▶ _Working data_

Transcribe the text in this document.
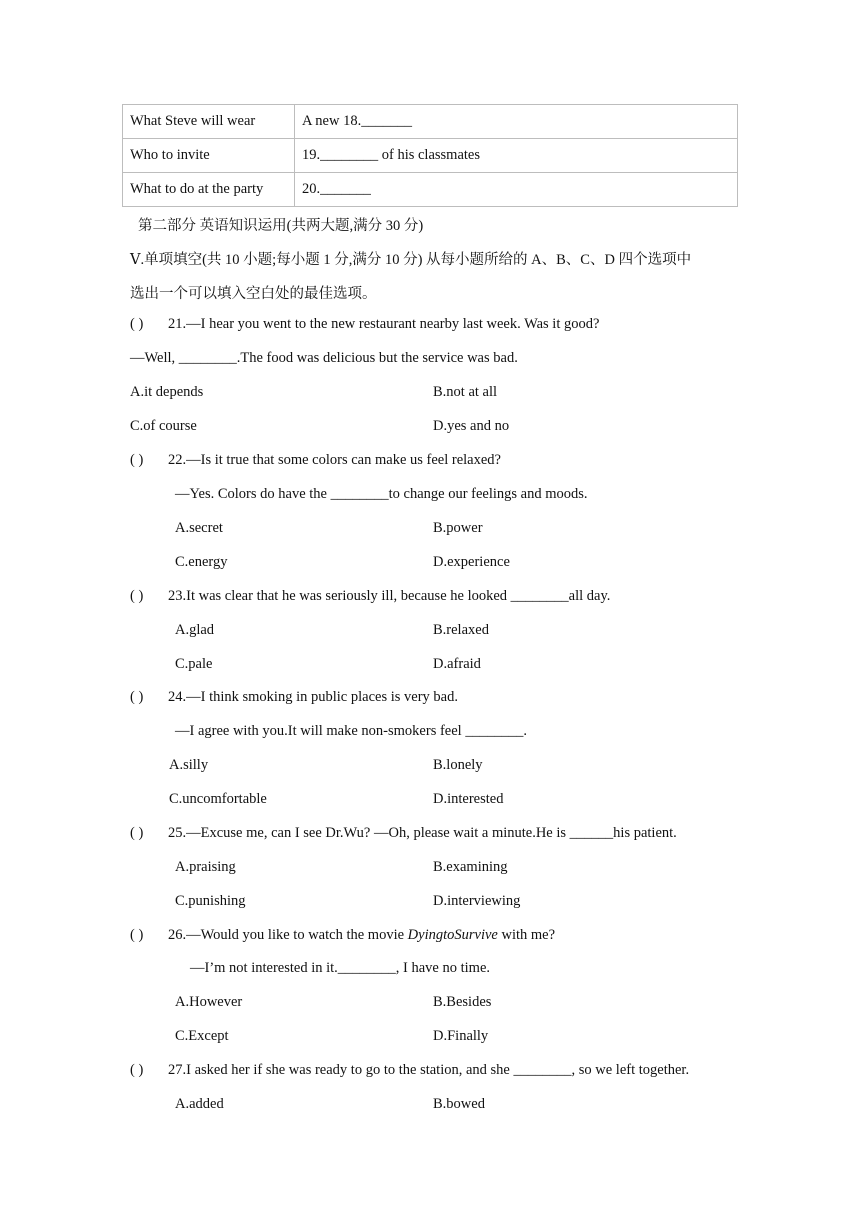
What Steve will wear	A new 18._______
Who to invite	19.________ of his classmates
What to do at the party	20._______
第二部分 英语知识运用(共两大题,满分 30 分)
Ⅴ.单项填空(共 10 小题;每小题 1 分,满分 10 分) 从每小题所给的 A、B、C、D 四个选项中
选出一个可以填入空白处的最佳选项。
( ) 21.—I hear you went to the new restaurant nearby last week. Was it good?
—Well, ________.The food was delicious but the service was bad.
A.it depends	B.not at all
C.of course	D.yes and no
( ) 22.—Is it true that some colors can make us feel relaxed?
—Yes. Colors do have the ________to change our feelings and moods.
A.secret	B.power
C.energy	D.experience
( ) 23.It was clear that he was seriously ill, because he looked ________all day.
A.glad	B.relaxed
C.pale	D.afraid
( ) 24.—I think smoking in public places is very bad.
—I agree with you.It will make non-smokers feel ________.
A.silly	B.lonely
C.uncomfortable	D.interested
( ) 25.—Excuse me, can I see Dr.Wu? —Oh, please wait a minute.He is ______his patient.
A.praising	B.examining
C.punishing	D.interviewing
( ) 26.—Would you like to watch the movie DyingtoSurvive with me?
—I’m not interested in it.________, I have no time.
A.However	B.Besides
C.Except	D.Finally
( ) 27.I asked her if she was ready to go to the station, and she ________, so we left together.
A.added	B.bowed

▶ _Aim of the task_
Extract the full listing exactly, with the pictures left out.

▶ _Response_
Transcribe the text in this document.
What Steve will wear	A new 18._______
Who to invite	19.________ of his classmates
What to do at the party	20._______
第二部分 英语知识运用(共两大题,满分 30 分)
Ⅴ.单项填空(共 10 小题;每小题 1 分,满分 10 分) 从每小题所给的 A、B、C、D 四个选项中
选出一个可以填入空白处的最佳选项。
( ) 21.—I hear you went to the new restaurant nearby last week. Was it good?
—Well, ________.The food was delicious but the service was bad.
A.it depends	B.not at all
C.of course	D.yes and no
( ) 22.—Is it true that some colors can make us feel relaxed?
—Yes. Colors do have the ________to change our feelings and moods.
A.secret	B.power
C.energy	D.experience
( ) 23.It was clear that he was seriously ill, because he looked ________all day.
A.glad	B.relaxed
C.pale	D.afraid
( ) 24.—I think smoking in public places is very bad.
—I agree with you.It will make non-smokers feel ________.
A.silly	B.lonely
C.uncomfortable	D.interested
( ) 25.—Excuse me, can I see Dr.Wu? —Oh, please wait a minute.He is ______his patient.
A.praising	B.examining
C.punishing	D.interviewing
( ) 26.—Would you like to watch the movie DyingtoSurvive with me?
—I’m not interested in it.________, I have no time.
A.However	B.Besides
C.Except	D.Finally
( ) 27.I asked her if she was ready to go to the station, and she ________, so we left together.
A.added	B.bowed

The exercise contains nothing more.